» **Task directions**: Print every record below exactly as written.

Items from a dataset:
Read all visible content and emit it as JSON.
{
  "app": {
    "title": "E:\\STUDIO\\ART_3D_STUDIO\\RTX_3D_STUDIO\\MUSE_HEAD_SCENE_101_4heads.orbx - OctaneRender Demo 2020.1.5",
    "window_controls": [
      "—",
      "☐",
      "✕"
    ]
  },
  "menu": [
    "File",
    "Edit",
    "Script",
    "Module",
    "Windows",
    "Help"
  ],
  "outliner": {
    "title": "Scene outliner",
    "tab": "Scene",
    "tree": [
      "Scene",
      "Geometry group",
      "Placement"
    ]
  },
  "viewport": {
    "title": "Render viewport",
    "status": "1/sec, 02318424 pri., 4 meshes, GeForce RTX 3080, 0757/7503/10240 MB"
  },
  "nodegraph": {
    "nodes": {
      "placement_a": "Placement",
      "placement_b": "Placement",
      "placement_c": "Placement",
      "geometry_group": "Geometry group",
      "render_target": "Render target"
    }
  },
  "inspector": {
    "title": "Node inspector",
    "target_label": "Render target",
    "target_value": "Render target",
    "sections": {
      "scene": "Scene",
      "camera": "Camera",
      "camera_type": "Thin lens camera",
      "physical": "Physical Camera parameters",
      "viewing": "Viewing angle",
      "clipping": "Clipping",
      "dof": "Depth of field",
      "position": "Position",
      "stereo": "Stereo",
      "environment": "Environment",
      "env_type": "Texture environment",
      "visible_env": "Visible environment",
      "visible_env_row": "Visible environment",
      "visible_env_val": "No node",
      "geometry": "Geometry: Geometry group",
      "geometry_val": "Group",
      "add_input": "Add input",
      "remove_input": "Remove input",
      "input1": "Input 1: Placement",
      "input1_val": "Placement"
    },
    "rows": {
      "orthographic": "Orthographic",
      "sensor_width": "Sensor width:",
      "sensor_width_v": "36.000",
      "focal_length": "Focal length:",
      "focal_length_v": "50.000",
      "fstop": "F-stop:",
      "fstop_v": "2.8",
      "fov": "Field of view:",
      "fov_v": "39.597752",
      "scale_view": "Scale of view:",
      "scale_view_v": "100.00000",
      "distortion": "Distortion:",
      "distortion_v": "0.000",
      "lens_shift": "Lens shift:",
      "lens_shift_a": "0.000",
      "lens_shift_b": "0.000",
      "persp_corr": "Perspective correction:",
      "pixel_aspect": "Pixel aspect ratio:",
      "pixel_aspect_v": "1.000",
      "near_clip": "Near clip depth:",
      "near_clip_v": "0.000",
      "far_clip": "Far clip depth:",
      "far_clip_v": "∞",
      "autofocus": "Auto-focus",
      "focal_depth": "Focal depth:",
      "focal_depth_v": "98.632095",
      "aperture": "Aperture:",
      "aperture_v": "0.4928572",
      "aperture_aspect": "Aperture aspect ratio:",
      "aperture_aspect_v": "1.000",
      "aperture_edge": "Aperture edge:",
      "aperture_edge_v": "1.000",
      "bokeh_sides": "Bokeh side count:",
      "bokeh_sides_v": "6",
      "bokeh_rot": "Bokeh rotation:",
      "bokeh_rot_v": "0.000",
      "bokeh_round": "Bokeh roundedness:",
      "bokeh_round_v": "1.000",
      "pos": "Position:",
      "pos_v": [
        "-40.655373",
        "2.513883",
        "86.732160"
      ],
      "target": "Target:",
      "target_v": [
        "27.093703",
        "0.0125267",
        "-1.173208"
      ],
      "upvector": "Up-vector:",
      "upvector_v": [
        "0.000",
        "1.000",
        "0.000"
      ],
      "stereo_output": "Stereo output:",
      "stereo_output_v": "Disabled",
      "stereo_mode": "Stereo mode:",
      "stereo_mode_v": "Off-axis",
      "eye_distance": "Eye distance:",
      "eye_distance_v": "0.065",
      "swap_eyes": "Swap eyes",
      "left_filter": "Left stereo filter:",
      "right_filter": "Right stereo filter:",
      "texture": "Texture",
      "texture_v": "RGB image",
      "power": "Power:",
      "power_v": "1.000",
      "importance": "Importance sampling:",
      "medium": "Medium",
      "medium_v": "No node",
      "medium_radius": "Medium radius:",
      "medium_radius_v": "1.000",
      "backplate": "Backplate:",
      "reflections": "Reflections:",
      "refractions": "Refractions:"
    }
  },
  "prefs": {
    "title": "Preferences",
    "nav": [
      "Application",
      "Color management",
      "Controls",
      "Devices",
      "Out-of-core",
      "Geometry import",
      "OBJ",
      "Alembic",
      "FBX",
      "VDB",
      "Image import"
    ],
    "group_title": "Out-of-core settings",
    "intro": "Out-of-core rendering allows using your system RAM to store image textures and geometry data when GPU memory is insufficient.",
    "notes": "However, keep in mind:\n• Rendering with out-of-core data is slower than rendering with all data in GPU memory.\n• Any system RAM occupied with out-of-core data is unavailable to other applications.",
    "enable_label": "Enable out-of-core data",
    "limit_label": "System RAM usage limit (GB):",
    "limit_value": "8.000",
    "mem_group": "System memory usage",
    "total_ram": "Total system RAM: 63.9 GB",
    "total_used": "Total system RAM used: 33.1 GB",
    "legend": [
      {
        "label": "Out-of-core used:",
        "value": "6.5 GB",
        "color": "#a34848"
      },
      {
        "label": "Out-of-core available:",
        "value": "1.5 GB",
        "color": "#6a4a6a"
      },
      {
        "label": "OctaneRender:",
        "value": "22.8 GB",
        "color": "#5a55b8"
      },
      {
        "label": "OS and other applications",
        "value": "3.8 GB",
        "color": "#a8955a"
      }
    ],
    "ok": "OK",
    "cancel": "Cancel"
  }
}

» **Solved problem**:
Read all visible content and emit it as JSON.
{
  "app": {
    "title": "E:\\STUDIO\\ART_3D_STUDIO\\RTX_3D_STUDIO\\MUSE_HEAD_SCENE_101_4heads.orbx - OctaneRender Demo 2020.1.5",
    "window_controls": [
      "—",
      "☐",
      "✕"
    ]
  },
  "menu": [
    "File",
    "Edit",
    "Script",
    "Module",
    "Windows",
    "Help"
  ],
  "outliner": {
    "title": "Scene outliner",
    "tab": "Scene",
    "tree": [
      "Scene",
      "Geometry group",
      "Placement"
    ]
  },
  "viewport": {
    "title": "Render viewport",
    "status": "1/sec, 02318424 pri., 4 meshes, GeForce RTX 3080, 0757/7503/10240 MB"
  },
  "nodegraph": {
    "nodes": {
      "placement_a": "Placement",
      "placement_b": "Placement",
      "placement_c": "Placement",
      "geometry_group": "Geometry group",
      "render_target": "Render target"
    }
  },
  "inspector": {
    "title": "Node inspector",
    "target_label": "Render target",
    "target_value": "Render target",
    "sections": {
      "scene": "Scene",
      "camera": "Camera",
      "camera_type": "Thin lens camera",
      "physical": "Physical Camera parameters",
      "viewing": "Viewing angle",
      "clipping": "Clipping",
      "dof": "Depth of field",
      "position": "Position",
      "stereo": "Stereo",
      "environment": "Environment",
      "env_type": "Texture environment",
      "visible_env": "Visible environment",
      "visible_env_row": "Visible environment",
      "visible_env_val": "No node",
      "geometry": "Geometry: Geometry group",
      "geometry_val": "Group",
      "add_input": "Add input",
      "remove_input": "Remove input",
      "input1": "Input 1: Placement",
      "input1_val": "Placement"
    },
    "rows": {
      "orthographic": "Orthographic",
      "sensor_width": "Sensor width:",
      "sensor_width_v": "36.000",
      "focal_length": "Focal length:",
      "focal_length_v": "50.000",
      "fstop": "F-stop:",
      "fstop_v": "2.8",
      "fov": "Field of view:",
      "fov_v": "39.597752",
      "scale_view": "Scale of view:",
      "scale_view_v": "100.00000",
      "distortion": "Distortion:",
      "distortion_v": "0.000",
      "lens_shift": "Lens shift:",
      "lens_shift_a": "0.000",
      "lens_shift_b": "0.000",
      "persp_corr": "Perspective correction:",
      "pixel_aspect": "Pixel aspect ratio:",
      "pixel_aspect_v": "1.000",
      "near_clip": "Near clip depth:",
      "near_clip_v": "0.000",
      "far_clip": "Far clip depth:",
      "far_clip_v": "∞",
      "autofocus": "Auto-focus",
      "focal_depth": "Focal depth:",
      "focal_depth_v": "98.632095",
      "aperture": "Aperture:",
      "aperture_v": "0.4928572",
      "aperture_aspect": "Aperture aspect ratio:",
      "aperture_aspect_v": "1.000",
      "aperture_edge": "Aperture edge:",
      "aperture_edge_v": "1.000",
      "bokeh_sides": "Bokeh side count:",
      "bokeh_sides_v": "6",
      "bokeh_rot": "Bokeh rotation:",
      "bokeh_rot_v": "0.000",
      "bokeh_round": "Bokeh roundedness:",
      "bokeh_round_v": "1.000",
      "pos": "Position:",
      "pos_v": [
        "-40.655373",
        "2.513883",
        "86.732160"
      ],
      "target": "Target:",
      "target_v": [
        "27.093703",
        "0.0125267",
        "-1.173208"
      ],
      "upvector": "Up-vector:",
      "upvector_v": [
        "0.000",
        "1.000",
        "0.000"
      ],
      "stereo_output": "Stereo output:",
      "stereo_output_v": "Disabled",
      "stereo_mode": "Stereo mode:",
      "stereo_mode_v": "Off-axis",
      "eye_distance": "Eye distance:",
      "eye_distance_v": "0.065",
      "swap_eyes": "Swap eyes",
      "left_filter": "Left stereo filter:",
      "right_filter": "Right stereo filter:",
      "texture": "Texture",
      "texture_v": "RGB image",
      "power": "Power:",
      "power_v": "1.000",
      "importance": "Importance sampling:",
      "medium": "Medium",
      "medium_v": "No node",
      "medium_radius": "Medium radius:",
      "medium_radius_v": "1.000",
      "backplate": "Backplate:",
      "reflections": "Reflections:",
      "refractions": "Refractions:"
    }
  },
  "prefs": {
    "title": "Preferences",
    "nav": [
      "Application",
      "Color management",
      "Controls",
      "Devices",
      "Out-of-core",
      "Geometry import",
      "OBJ",
      "Alembic",
      "FBX",
      "VDB",
      "Image import"
    ],
    "group_title": "Out-of-core settings",
    "intro": "Out-of-core rendering allows using your system RAM to store image textures and geometry data when GPU memory is insufficient.",
    "notes": "However, keep in mind:\n• Rendering with out-of-core data is slower than rendering with all data in GPU memory.\n• Any system RAM occupied with out-of-core data is unavailable to other applications.",
    "enable_label": "Enable out-of-core data",
    "limit_label": "System RAM usage limit (GB):",
    "limit_value": "8.000",
    "mem_group": "System memory usage",
    "total_ram": "Total system RAM: 63.9 GB",
    "total_used": "Total system RAM used: 33.1 GB",
    "legend": [
      {
        "label": "Out-of-core used:",
        "value": "6.5 GB",
        "color": "#a34848"
      },
      {
        "label": "Out-of-core available:",
        "value": "1.5 GB",
        "color": "#6a4a6a"
      },
      {
        "label": "OctaneRender:",
        "value": "22.8 GB",
        "color": "#5a55b8"
      },
      {
        "label": "OS and other applications",
        "value": "3.8 GB",
        "color": "#a8955a"
      }
    ],
    "ok": "OK",
    "cancel": "Cancel"
  }
}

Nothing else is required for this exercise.